Exercise requirements – Return the material word for word. Do not include the pictures.
==== Provided entries ====
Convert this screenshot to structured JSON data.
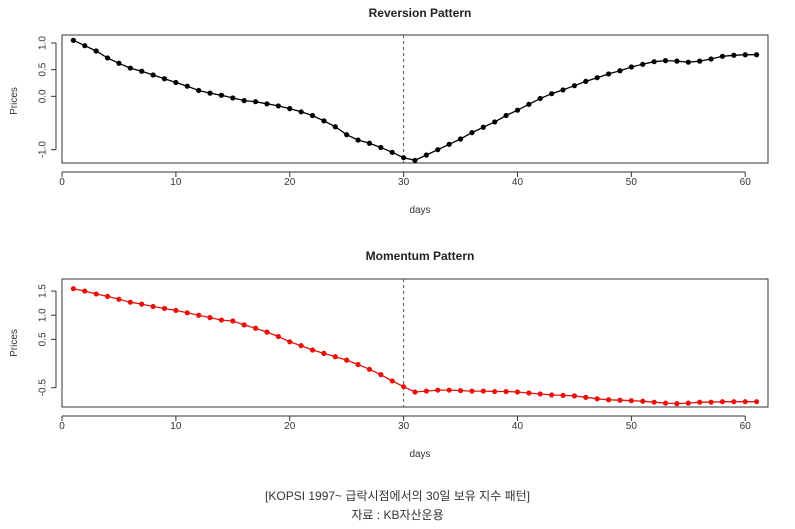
{
  "caption": {
    "line1": "[KOPSI 1997~ 급락시점에서의 30일 보유 지수 패턴]",
    "line2": "자료 : KB자산운용"
  },
  "chart_data": [
    {
      "type": "line",
      "title": "Reversion Pattern",
      "xlabel": "days",
      "ylabel": "Prices",
      "xlim": [
        0,
        62
      ],
      "ylim": [
        -1.25,
        1.15
      ],
      "xticks": [
        0,
        10,
        20,
        30,
        40,
        50,
        60
      ],
      "yticks": [
        1.0,
        0.5,
        0.0,
        -1.0
      ],
      "ytick_labels": [
        "1.0",
        "0.5",
        "0.0",
        "-1.0"
      ],
      "vline_x": 30,
      "color": "#000000",
      "x": [
        1,
        2,
        3,
        4,
        5,
        6,
        7,
        8,
        9,
        10,
        11,
        12,
        13,
        14,
        15,
        16,
        17,
        18,
        19,
        20,
        21,
        22,
        23,
        24,
        25,
        26,
        27,
        28,
        29,
        30,
        31,
        32,
        33,
        34,
        35,
        36,
        37,
        38,
        39,
        40,
        41,
        42,
        43,
        44,
        45,
        46,
        47,
        48,
        49,
        50,
        51,
        52,
        53,
        54,
        55,
        56,
        57,
        58,
        59,
        60,
        61
      ],
      "y": [
        1.05,
        0.95,
        0.85,
        0.72,
        0.62,
        0.53,
        0.47,
        0.4,
        0.33,
        0.26,
        0.19,
        0.11,
        0.06,
        0.02,
        -0.03,
        -0.08,
        -0.1,
        -0.14,
        -0.18,
        -0.23,
        -0.29,
        -0.36,
        -0.46,
        -0.57,
        -0.72,
        -0.82,
        -0.88,
        -0.96,
        -1.05,
        -1.15,
        -1.2,
        -1.1,
        -1.0,
        -0.9,
        -0.8,
        -0.68,
        -0.58,
        -0.48,
        -0.36,
        -0.26,
        -0.15,
        -0.04,
        0.05,
        0.12,
        0.2,
        0.28,
        0.35,
        0.42,
        0.48,
        0.55,
        0.6,
        0.65,
        0.67,
        0.66,
        0.64,
        0.66,
        0.7,
        0.75,
        0.77,
        0.78,
        0.78
      ]
    },
    {
      "type": "line",
      "title": "Momentum Pattern",
      "xlabel": "days",
      "ylabel": "Prices",
      "xlim": [
        0,
        62
      ],
      "ylim": [
        -0.9,
        1.75
      ],
      "xticks": [
        0,
        10,
        20,
        30,
        40,
        50,
        60
      ],
      "yticks": [
        1.5,
        1.0,
        0.5,
        -0.5
      ],
      "ytick_labels": [
        "1.5",
        "1.0",
        "0.5",
        "-0.5"
      ],
      "vline_x": 30,
      "color": "#e8120c",
      "x": [
        1,
        2,
        3,
        4,
        5,
        6,
        7,
        8,
        9,
        10,
        11,
        12,
        13,
        14,
        15,
        16,
        17,
        18,
        19,
        20,
        21,
        22,
        23,
        24,
        25,
        26,
        27,
        28,
        29,
        30,
        31,
        32,
        33,
        34,
        35,
        36,
        37,
        38,
        39,
        40,
        41,
        42,
        43,
        44,
        45,
        46,
        47,
        48,
        49,
        50,
        51,
        52,
        53,
        54,
        55,
        56,
        57,
        58,
        59,
        60,
        61
      ],
      "y": [
        1.55,
        1.5,
        1.44,
        1.39,
        1.33,
        1.27,
        1.23,
        1.18,
        1.14,
        1.1,
        1.05,
        1.0,
        0.95,
        0.9,
        0.88,
        0.8,
        0.73,
        0.65,
        0.56,
        0.45,
        0.37,
        0.28,
        0.21,
        0.14,
        0.07,
        -0.02,
        -0.12,
        -0.23,
        -0.36,
        -0.48,
        -0.59,
        -0.57,
        -0.55,
        -0.55,
        -0.56,
        -0.57,
        -0.57,
        -0.58,
        -0.58,
        -0.59,
        -0.61,
        -0.63,
        -0.65,
        -0.66,
        -0.67,
        -0.7,
        -0.73,
        -0.75,
        -0.76,
        -0.77,
        -0.78,
        -0.8,
        -0.82,
        -0.83,
        -0.82,
        -0.8,
        -0.8,
        -0.79,
        -0.79,
        -0.79,
        -0.79
      ]
    }
  ]
}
====
Result of this task –
Convert this screenshot to structured JSON data.
{
  "caption": {
    "line1": "[KOPSI 1997~ 급락시점에서의 30일 보유 지수 패턴]",
    "line2": "자료 : KB자산운용"
  },
  "chart_data": [
    {
      "type": "line",
      "title": "Reversion Pattern",
      "xlabel": "days",
      "ylabel": "Prices",
      "xlim": [
        0,
        62
      ],
      "ylim": [
        -1.25,
        1.15
      ],
      "xticks": [
        0,
        10,
        20,
        30,
        40,
        50,
        60
      ],
      "yticks": [
        1.0,
        0.5,
        0.0,
        -1.0
      ],
      "ytick_labels": [
        "1.0",
        "0.5",
        "0.0",
        "-1.0"
      ],
      "vline_x": 30,
      "color": "#000000",
      "x": [
        1,
        2,
        3,
        4,
        5,
        6,
        7,
        8,
        9,
        10,
        11,
        12,
        13,
        14,
        15,
        16,
        17,
        18,
        19,
        20,
        21,
        22,
        23,
        24,
        25,
        26,
        27,
        28,
        29,
        30,
        31,
        32,
        33,
        34,
        35,
        36,
        37,
        38,
        39,
        40,
        41,
        42,
        43,
        44,
        45,
        46,
        47,
        48,
        49,
        50,
        51,
        52,
        53,
        54,
        55,
        56,
        57,
        58,
        59,
        60,
        61
      ],
      "y": [
        1.05,
        0.95,
        0.85,
        0.72,
        0.62,
        0.53,
        0.47,
        0.4,
        0.33,
        0.26,
        0.19,
        0.11,
        0.06,
        0.02,
        -0.03,
        -0.08,
        -0.1,
        -0.14,
        -0.18,
        -0.23,
        -0.29,
        -0.36,
        -0.46,
        -0.57,
        -0.72,
        -0.82,
        -0.88,
        -0.96,
        -1.05,
        -1.15,
        -1.2,
        -1.1,
        -1.0,
        -0.9,
        -0.8,
        -0.68,
        -0.58,
        -0.48,
        -0.36,
        -0.26,
        -0.15,
        -0.04,
        0.05,
        0.12,
        0.2,
        0.28,
        0.35,
        0.42,
        0.48,
        0.55,
        0.6,
        0.65,
        0.67,
        0.66,
        0.64,
        0.66,
        0.7,
        0.75,
        0.77,
        0.78,
        0.78
      ]
    },
    {
      "type": "line",
      "title": "Momentum Pattern",
      "xlabel": "days",
      "ylabel": "Prices",
      "xlim": [
        0,
        62
      ],
      "ylim": [
        -0.9,
        1.75
      ],
      "xticks": [
        0,
        10,
        20,
        30,
        40,
        50,
        60
      ],
      "yticks": [
        1.5,
        1.0,
        0.5,
        -0.5
      ],
      "ytick_labels": [
        "1.5",
        "1.0",
        "0.5",
        "-0.5"
      ],
      "vline_x": 30,
      "color": "#e8120c",
      "x": [
        1,
        2,
        3,
        4,
        5,
        6,
        7,
        8,
        9,
        10,
        11,
        12,
        13,
        14,
        15,
        16,
        17,
        18,
        19,
        20,
        21,
        22,
        23,
        24,
        25,
        26,
        27,
        28,
        29,
        30,
        31,
        32,
        33,
        34,
        35,
        36,
        37,
        38,
        39,
        40,
        41,
        42,
        43,
        44,
        45,
        46,
        47,
        48,
        49,
        50,
        51,
        52,
        53,
        54,
        55,
        56,
        57,
        58,
        59,
        60,
        61
      ],
      "y": [
        1.55,
        1.5,
        1.44,
        1.39,
        1.33,
        1.27,
        1.23,
        1.18,
        1.14,
        1.1,
        1.05,
        1.0,
        0.95,
        0.9,
        0.88,
        0.8,
        0.73,
        0.65,
        0.56,
        0.45,
        0.37,
        0.28,
        0.21,
        0.14,
        0.07,
        -0.02,
        -0.12,
        -0.23,
        -0.36,
        -0.48,
        -0.59,
        -0.57,
        -0.55,
        -0.55,
        -0.56,
        -0.57,
        -0.57,
        -0.58,
        -0.58,
        -0.59,
        -0.61,
        -0.63,
        -0.65,
        -0.66,
        -0.67,
        -0.7,
        -0.73,
        -0.75,
        -0.76,
        -0.77,
        -0.78,
        -0.8,
        -0.82,
        -0.83,
        -0.82,
        -0.8,
        -0.8,
        -0.79,
        -0.79,
        -0.79,
        -0.79
      ]
    }
  ]
}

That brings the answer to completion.